[start of LISTING]

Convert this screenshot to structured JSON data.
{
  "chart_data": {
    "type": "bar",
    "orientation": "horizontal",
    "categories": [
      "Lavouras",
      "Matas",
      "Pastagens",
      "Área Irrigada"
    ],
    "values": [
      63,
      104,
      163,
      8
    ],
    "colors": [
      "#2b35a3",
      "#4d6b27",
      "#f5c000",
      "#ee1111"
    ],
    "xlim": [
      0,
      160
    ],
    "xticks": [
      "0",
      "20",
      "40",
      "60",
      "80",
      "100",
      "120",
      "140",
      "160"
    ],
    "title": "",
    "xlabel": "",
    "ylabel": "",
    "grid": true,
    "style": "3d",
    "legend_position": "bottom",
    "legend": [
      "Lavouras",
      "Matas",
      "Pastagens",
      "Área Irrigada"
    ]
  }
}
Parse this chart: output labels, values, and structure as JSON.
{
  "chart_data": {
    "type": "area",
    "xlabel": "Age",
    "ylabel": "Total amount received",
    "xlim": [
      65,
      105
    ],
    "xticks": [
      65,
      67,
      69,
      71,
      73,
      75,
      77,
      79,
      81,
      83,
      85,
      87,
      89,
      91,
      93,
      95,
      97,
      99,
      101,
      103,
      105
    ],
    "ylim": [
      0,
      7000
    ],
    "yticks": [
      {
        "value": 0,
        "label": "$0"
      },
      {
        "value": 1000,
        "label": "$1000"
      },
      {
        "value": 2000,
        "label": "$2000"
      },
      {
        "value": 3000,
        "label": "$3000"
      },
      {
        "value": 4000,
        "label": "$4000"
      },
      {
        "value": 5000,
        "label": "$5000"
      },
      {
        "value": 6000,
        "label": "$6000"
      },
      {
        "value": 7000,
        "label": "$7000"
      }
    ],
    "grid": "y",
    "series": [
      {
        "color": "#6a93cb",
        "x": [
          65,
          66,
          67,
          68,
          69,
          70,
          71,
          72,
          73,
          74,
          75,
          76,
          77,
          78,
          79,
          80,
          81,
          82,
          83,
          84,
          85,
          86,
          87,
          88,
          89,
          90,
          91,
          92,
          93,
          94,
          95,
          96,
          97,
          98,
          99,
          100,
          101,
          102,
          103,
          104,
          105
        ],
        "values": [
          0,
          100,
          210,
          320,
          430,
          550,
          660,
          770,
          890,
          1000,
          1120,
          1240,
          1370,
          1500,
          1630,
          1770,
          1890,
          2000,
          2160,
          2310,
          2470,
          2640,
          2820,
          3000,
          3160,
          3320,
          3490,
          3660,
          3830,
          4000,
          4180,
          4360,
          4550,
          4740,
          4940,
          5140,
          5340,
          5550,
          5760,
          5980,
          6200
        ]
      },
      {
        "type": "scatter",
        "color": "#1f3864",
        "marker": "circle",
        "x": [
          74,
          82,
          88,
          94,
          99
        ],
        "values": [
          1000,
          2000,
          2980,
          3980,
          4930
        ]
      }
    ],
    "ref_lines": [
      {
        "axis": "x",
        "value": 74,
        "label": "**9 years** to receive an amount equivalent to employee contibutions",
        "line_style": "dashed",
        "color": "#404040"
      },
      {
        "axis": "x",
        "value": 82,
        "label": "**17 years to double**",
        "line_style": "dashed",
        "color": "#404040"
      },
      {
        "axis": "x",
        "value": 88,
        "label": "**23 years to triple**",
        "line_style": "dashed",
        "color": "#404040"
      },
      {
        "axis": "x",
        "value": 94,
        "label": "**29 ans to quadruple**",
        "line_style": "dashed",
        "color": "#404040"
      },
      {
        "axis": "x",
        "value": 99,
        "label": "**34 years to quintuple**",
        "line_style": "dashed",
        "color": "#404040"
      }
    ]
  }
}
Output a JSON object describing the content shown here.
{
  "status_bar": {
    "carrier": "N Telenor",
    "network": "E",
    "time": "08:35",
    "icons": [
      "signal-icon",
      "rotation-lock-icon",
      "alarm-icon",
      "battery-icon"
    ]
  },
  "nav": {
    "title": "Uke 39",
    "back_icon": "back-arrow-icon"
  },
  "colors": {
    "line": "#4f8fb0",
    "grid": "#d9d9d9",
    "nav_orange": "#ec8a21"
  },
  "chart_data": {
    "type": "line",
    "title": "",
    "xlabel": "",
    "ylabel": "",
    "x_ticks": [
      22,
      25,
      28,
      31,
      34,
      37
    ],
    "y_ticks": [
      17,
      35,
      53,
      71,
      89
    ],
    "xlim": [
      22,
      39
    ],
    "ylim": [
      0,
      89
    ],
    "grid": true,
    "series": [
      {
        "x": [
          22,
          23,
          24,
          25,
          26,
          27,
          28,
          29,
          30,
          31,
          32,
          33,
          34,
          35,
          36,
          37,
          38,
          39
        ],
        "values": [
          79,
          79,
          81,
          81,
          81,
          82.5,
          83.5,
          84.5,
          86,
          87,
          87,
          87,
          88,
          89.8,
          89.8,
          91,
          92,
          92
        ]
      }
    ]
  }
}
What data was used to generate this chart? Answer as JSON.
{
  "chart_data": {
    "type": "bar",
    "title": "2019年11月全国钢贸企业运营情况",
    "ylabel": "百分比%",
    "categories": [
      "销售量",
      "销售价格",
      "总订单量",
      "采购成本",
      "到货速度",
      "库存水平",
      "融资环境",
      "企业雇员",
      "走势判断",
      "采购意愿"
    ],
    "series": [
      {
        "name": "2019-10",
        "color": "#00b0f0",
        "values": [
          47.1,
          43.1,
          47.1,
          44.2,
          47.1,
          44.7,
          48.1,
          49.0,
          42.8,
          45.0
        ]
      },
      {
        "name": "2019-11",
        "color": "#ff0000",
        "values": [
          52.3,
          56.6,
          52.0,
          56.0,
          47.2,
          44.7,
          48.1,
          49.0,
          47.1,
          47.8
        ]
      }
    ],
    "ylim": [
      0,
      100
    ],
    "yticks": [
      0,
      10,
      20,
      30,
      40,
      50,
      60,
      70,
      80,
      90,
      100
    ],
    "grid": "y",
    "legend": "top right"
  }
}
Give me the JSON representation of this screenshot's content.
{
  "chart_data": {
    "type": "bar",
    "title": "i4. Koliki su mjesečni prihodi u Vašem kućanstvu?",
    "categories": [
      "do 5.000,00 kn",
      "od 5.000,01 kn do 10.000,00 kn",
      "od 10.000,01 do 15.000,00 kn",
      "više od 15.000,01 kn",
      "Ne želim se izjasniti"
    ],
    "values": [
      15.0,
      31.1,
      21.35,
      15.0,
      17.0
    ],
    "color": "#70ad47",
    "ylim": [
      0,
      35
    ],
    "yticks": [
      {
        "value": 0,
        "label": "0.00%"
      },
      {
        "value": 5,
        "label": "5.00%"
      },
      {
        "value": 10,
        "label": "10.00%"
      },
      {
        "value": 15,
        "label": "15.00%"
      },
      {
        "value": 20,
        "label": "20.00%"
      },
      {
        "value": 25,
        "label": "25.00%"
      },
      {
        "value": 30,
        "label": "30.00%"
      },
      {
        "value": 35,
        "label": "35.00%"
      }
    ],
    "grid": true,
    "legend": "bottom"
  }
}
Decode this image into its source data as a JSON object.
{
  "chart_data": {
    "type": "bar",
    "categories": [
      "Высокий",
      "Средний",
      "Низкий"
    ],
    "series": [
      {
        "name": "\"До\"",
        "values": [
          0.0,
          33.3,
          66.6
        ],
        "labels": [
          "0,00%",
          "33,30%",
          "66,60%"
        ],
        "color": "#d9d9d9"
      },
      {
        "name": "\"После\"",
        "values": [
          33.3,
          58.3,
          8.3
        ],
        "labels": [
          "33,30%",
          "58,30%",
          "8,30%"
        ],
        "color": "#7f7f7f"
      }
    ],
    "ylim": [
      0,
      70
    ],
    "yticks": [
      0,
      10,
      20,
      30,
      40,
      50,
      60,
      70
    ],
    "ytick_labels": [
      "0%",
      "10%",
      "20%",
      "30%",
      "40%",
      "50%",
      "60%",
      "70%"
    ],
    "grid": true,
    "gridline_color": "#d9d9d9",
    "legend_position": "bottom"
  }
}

[end of LISTING]

Return only the number of lines in the entries that contain the string "object".

> [OUTPUT OF THE EXERCISE]:
2